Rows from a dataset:
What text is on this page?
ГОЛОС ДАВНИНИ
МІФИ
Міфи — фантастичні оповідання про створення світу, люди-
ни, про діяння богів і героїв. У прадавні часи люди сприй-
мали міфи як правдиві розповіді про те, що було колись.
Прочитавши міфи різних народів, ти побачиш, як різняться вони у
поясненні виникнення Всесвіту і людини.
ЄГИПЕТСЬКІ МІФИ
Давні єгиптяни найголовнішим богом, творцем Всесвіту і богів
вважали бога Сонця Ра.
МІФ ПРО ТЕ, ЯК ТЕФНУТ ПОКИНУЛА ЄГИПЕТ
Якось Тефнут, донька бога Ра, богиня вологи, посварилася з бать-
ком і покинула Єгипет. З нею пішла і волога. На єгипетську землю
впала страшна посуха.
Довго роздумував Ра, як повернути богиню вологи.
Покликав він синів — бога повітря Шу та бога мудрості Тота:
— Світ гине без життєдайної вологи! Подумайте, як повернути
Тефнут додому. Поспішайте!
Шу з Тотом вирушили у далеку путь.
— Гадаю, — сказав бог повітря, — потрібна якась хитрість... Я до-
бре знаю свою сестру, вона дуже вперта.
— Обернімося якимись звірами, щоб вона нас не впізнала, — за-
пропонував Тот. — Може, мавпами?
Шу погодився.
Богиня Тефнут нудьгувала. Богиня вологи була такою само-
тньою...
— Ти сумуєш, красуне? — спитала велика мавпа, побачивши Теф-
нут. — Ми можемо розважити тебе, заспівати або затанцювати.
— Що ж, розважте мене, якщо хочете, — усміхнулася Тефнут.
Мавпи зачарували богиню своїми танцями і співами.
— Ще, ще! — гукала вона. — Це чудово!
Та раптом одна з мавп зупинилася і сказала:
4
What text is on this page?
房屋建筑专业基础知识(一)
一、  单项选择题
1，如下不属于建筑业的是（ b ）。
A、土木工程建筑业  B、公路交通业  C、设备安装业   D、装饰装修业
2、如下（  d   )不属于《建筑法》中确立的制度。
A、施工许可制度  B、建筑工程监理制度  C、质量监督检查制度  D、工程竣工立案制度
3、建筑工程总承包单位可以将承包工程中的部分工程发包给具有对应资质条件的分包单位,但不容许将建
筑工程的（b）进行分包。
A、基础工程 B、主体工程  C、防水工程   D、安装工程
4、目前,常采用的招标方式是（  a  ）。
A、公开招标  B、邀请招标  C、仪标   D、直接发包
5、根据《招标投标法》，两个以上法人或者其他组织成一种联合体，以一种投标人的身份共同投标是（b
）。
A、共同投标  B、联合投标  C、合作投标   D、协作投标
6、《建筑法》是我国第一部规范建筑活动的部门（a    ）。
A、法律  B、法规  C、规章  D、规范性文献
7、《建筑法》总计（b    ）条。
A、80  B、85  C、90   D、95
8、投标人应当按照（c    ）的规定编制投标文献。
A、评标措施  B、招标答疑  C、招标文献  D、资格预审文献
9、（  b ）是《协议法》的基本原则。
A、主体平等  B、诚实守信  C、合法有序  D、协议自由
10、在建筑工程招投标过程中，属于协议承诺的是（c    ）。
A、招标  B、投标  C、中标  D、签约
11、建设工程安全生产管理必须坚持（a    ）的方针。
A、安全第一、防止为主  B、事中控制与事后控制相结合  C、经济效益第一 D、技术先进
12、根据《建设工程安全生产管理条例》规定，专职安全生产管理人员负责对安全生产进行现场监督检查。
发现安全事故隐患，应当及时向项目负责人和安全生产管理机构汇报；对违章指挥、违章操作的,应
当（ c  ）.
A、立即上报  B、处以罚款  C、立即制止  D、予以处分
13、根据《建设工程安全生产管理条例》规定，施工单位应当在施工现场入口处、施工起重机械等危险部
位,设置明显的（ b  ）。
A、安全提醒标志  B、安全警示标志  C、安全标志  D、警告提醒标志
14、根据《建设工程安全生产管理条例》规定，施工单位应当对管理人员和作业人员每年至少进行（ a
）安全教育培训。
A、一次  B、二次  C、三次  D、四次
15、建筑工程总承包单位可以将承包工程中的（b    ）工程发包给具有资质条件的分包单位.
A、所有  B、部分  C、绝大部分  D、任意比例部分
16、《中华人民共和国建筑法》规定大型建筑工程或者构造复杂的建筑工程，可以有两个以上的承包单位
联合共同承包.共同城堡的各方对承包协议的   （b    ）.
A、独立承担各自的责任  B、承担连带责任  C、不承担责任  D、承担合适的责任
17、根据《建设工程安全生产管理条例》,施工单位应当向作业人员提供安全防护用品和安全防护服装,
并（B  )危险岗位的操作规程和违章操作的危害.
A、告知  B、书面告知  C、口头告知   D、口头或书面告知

**Aim:**
The records above are to be repeated exactly, in their entirety.

**Final result:**
What text is on this page?
ГОЛОС ДАВНИНИ
МІФИ
Міфи — фантастичні оповідання про створення світу, люди-
ни, про діяння богів і героїв. У прадавні часи люди сприй-
мали міфи як правдиві розповіді про те, що було колись.
Прочитавши міфи різних народів, ти побачиш, як різняться вони у
поясненні виникнення Всесвіту і людини.
ЄГИПЕТСЬКІ МІФИ
Давні єгиптяни найголовнішим богом, творцем Всесвіту і богів
вважали бога Сонця Ра.
МІФ ПРО ТЕ, ЯК ТЕФНУТ ПОКИНУЛА ЄГИПЕТ
Якось Тефнут, донька бога Ра, богиня вологи, посварилася з бать-
ком і покинула Єгипет. З нею пішла і волога. На єгипетську землю
впала страшна посуха.
Довго роздумував Ра, як повернути богиню вологи.
Покликав він синів — бога повітря Шу та бога мудрості Тота:
— Світ гине без життєдайної вологи! Подумайте, як повернути
Тефнут додому. Поспішайте!
Шу з Тотом вирушили у далеку путь.
— Гадаю, — сказав бог повітря, — потрібна якась хитрість... Я до-
бре знаю свою сестру, вона дуже вперта.
— Обернімося якимись звірами, щоб вона нас не впізнала, — за-
пропонував Тот. — Може, мавпами?
Шу погодився.
Богиня Тефнут нудьгувала. Богиня вологи була такою само-
тньою...
— Ти сумуєш, красуне? — спитала велика мавпа, побачивши Теф-
нут. — Ми можемо розважити тебе, заспівати або затанцювати.
— Що ж, розважте мене, якщо хочете, — усміхнулася Тефнут.
Мавпи зачарували богиню своїми танцями і співами.
— Ще, ще! — гукала вона. — Це чудово!
Та раптом одна з мавп зупинилася і сказала:
4
What text is on this page?
房屋建筑专业基础知识(一)
一、  单项选择题
1，如下不属于建筑业的是（ b ）。
A、土木工程建筑业  B、公路交通业  C、设备安装业   D、装饰装修业
2、如下（  d   )不属于《建筑法》中确立的制度。
A、施工许可制度  B、建筑工程监理制度  C、质量监督检查制度  D、工程竣工立案制度
3、建筑工程总承包单位可以将承包工程中的部分工程发包给具有对应资质条件的分包单位,但不容许将建
筑工程的（b）进行分包。
A、基础工程 B、主体工程  C、防水工程   D、安装工程
4、目前,常采用的招标方式是（  a  ）。
A、公开招标  B、邀请招标  C、仪标   D、直接发包
5、根据《招标投标法》，两个以上法人或者其他组织成一种联合体，以一种投标人的身份共同投标是（b
）。
A、共同投标  B、联合投标  C、合作投标   D、协作投标
6、《建筑法》是我国第一部规范建筑活动的部门（a    ）。
A、法律  B、法规  C、规章  D、规范性文献
7、《建筑法》总计（b    ）条。
A、80  B、85  C、90   D、95
8、投标人应当按照（c    ）的规定编制投标文献。
A、评标措施  B、招标答疑  C、招标文献  D、资格预审文献
9、（  b ）是《协议法》的基本原则。
A、主体平等  B、诚实守信  C、合法有序  D、协议自由
10、在建筑工程招投标过程中，属于协议承诺的是（c    ）。
A、招标  B、投标  C、中标  D、签约
11、建设工程安全生产管理必须坚持（a    ）的方针。
A、安全第一、防止为主  B、事中控制与事后控制相结合  C、经济效益第一 D、技术先进
12、根据《建设工程安全生产管理条例》规定，专职安全生产管理人员负责对安全生产进行现场监督检查。
发现安全事故隐患，应当及时向项目负责人和安全生产管理机构汇报；对违章指挥、违章操作的,应
当（ c  ）.
A、立即上报  B、处以罚款  C、立即制止  D、予以处分
13、根据《建设工程安全生产管理条例》规定，施工单位应当在施工现场入口处、施工起重机械等危险部
位,设置明显的（ b  ）。
A、安全提醒标志  B、安全警示标志  C、安全标志  D、警告提醒标志
14、根据《建设工程安全生产管理条例》规定，施工单位应当对管理人员和作业人员每年至少进行（ a
）安全教育培训。
A、一次  B、二次  C、三次  D、四次
15、建筑工程总承包单位可以将承包工程中的（b    ）工程发包给具有资质条件的分包单位.
A、所有  B、部分  C、绝大部分  D、任意比例部分
16、《中华人民共和国建筑法》规定大型建筑工程或者构造复杂的建筑工程，可以有两个以上的承包单位
联合共同承包.共同城堡的各方对承包协议的   （b    ）.
A、独立承担各自的责任  B、承担连带责任  C、不承担责任  D、承担合适的责任
17、根据《建设工程安全生产管理条例》,施工单位应当向作业人员提供安全防护用品和安全防护服装,
并（B  )危险岗位的操作规程和违章操作的危害.
A、告知  B、书面告知  C、口头告知   D、口头或书面告知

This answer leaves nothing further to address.